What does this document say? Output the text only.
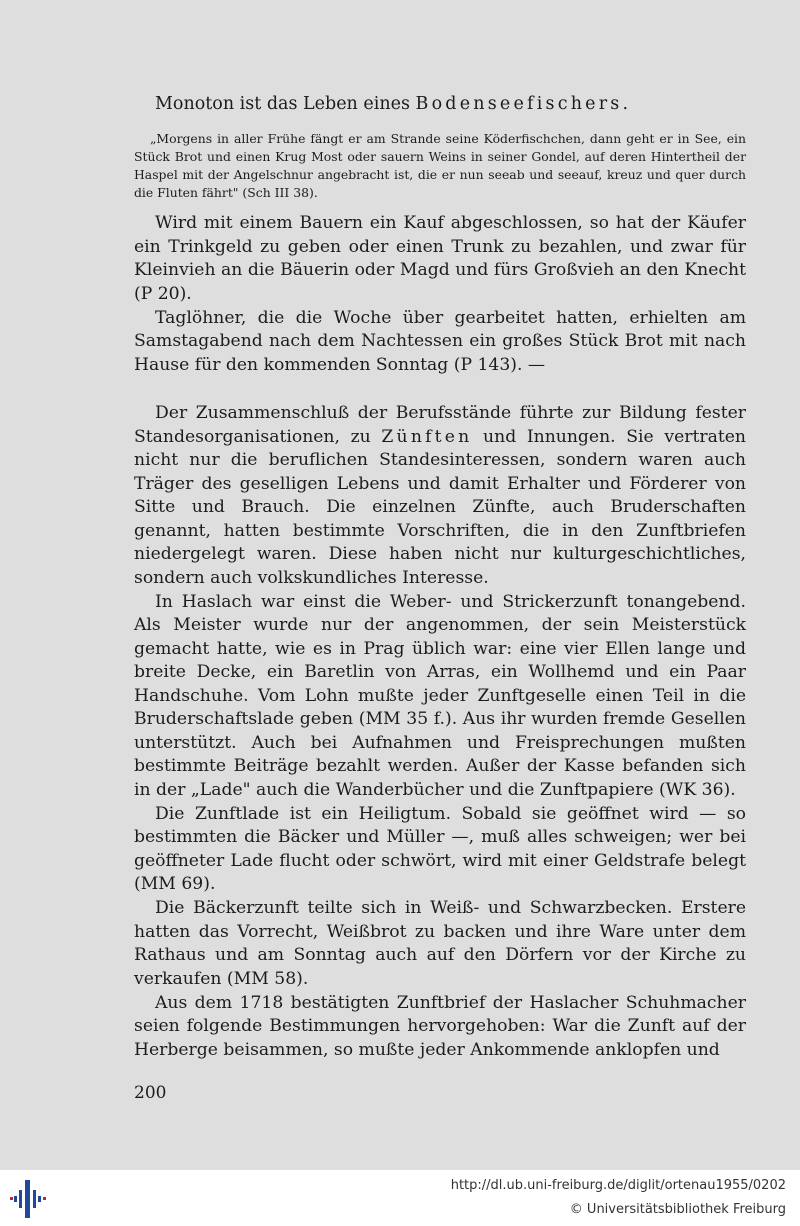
Monoton ist das Leben eines Bodenseefischers.
„Morgens in aller Frühe fängt er am Strande seine Köderfischchen, dann geht er in See, ein Stück Brot und einen Krug Most oder sauern Weins in seiner Gondel, auf deren Hintertheil der Haspel mit der Angelschnur angebracht ist, die er nun seeab und seeauf, kreuz und quer durch die Fluten fährt" (Sch III 38).

Wird mit einem Bauern ein Kauf abgeschlossen, so hat der Käufer ein Trinkgeld zu geben oder einen Trunk zu bezahlen, und zwar für Kleinvieh an die Bäuerin oder Magd und fürs Großvieh an den Knecht (P 20).

Taglöhner, die die Woche über gearbeitet hatten, erhielten am Samstagabend nach dem Nachtessen ein großes Stück Brot mit nach Hause für den kommenden Sonntag (P 143). —

Der Zusammenschluß der Berufsstände führte zur Bildung fester Standesorganisationen, zu Zünften und Innungen. Sie vertraten nicht nur die beruflichen Standesinteressen, sondern waren auch Träger des geselligen Lebens und damit Erhalter und Förderer von Sitte und Brauch. Die einzelnen Zünfte, auch Bruderschaften genannt, hatten bestimmte Vorschriften, die in den Zunftbriefen niedergelegt waren. Diese haben nicht nur kulturgeschichtliches, sondern auch volkskundliches Interesse.

In Haslach war einst die Weber- und Strickerzunft tonangebend. Als Meister wurde nur der angenommen, der sein Meisterstück gemacht hatte, wie es in Prag üblich war: eine vier Ellen lange und breite Decke, ein Baretlin von Arras, ein Wollhemd und ein Paar Handschuhe. Vom Lohn mußte jeder Zunftgeselle einen Teil in die Bruderschaftslade geben (MM 35 f.). Aus ihr wurden fremde Gesellen unterstützt. Auch bei Aufnahmen und Freisprechungen mußten bestimmte Beiträge bezahlt werden. Außer der Kasse befanden sich in der „Lade" auch die Wanderbücher und die Zunftpapiere (WK 36).

Die Zunftlade ist ein Heiligtum. Sobald sie geöffnet wird — so bestimmten die Bäcker und Müller —, muß alles schweigen; wer bei geöffneter Lade flucht oder schwört, wird mit einer Geldstrafe belegt (MM 69).

Die Bäckerzunft teilte sich in Weiß- und Schwarzbecken. Erstere hatten das Vorrecht, Weißbrot zu backen und ihre Ware unter dem Rathaus und am Sonntag auch auf den Dörfern vor der Kirche zu verkaufen (MM 58).

Aus dem 1718 bestätigten Zunftbrief der Haslacher Schuhmacher seien folgende Bestimmungen hervorgehoben: War die Zunft auf der Herberge beisammen, so mußte jeder Ankommende anklopfen und

200
http://dl.ub.uni-freiburg.de/diglit/ortenau1955/0202
© Universitätsbibliothek Freiburg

○ ○ ○ ○

* _DESCRIPTION OF THE TASK_: Find the count of lines in the data above where the word "Sonntag" occurs, and write down only that count.

* _TASK SOLUTION_: 2